#### What to produce:
Begin at the line of the records that contains "tweet-text: WE DO" and stop after the line that contains "colonnade-frame-5 (264, 154, 286, 222)", copying those lines with "colonnade" renamed to "arcade" and everything else unchanged.

#### Data section:

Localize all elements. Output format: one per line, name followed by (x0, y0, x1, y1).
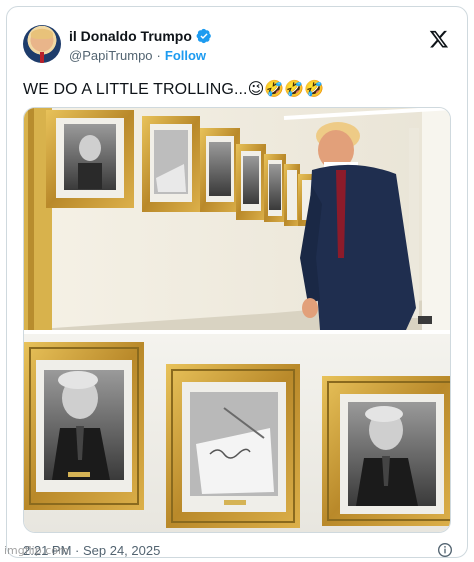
tweet-text: WE DO A LITTLE TROLLING...😉🤣🤣🤣 (23, 81, 325, 98)
colonnade-frame-1 (46, 110, 134, 208)
photo-colonnade (24, 108, 450, 330)
portrait-frame-middle (166, 364, 300, 528)
colonnade-frame-6 (284, 164, 300, 226)
info-icon[interactable] (437, 542, 453, 558)
colonnade-frame-4 (236, 144, 266, 220)
colonnade-frame-3 (200, 128, 240, 212)
verified-badge-icon (196, 28, 211, 44)
media-photos (24, 108, 450, 532)
colonnade-frame-5 (264, 154, 286, 222)
tweet-card: il Donaldo Trumpo @PapiTrumpo · Follow W… (6, 6, 468, 558)
avatar-tie (40, 52, 44, 63)
colonnade-frame-2 (142, 116, 200, 212)
handle-separator: · (156, 48, 161, 63)
avatar-hair (31, 29, 53, 39)
handle-row: @PapiTrumpo · Follow (69, 48, 212, 63)
follow-button[interactable]: Follow (165, 48, 206, 63)
author-names: il Donaldo Trumpo @PapiTrumpo · Follow (69, 27, 212, 63)
portrait-frame-right (322, 376, 450, 526)
imgflip-watermark: imgflip.com (4, 544, 69, 557)
tweet-header: il Donaldo Trumpo @PapiTrumpo · Follow (23, 21, 453, 67)
portrait-frame-left (24, 342, 144, 510)
tweet-media[interactable] (23, 107, 451, 533)
handle[interactable]: @PapiTrumpo (69, 48, 153, 63)
display-name[interactable]: il Donaldo Trumpo (69, 28, 192, 44)
avatar[interactable] (23, 25, 61, 63)
photo-portraits-closeup (24, 334, 450, 532)
display-name-row: il Donaldo Trumpo (69, 27, 212, 45)
x-logo-icon[interactable] (429, 29, 449, 49)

#### Response to the task:
tweet-text: WE DO A LITTLE TROLLING...😉🤣🤣🤣 (23, 81, 325, 98)
arcade-frame-1 (46, 110, 134, 208)
photo-arcade (24, 108, 450, 330)
portrait-frame-middle (166, 364, 300, 528)
arcade-frame-6 (284, 164, 300, 226)
info-icon[interactable] (437, 542, 453, 558)
arcade-frame-4 (236, 144, 266, 220)
arcade-frame-3 (200, 128, 240, 212)
verified-badge-icon (196, 28, 211, 44)
media-photos (24, 108, 450, 532)
arcade-frame-5 (264, 154, 286, 222)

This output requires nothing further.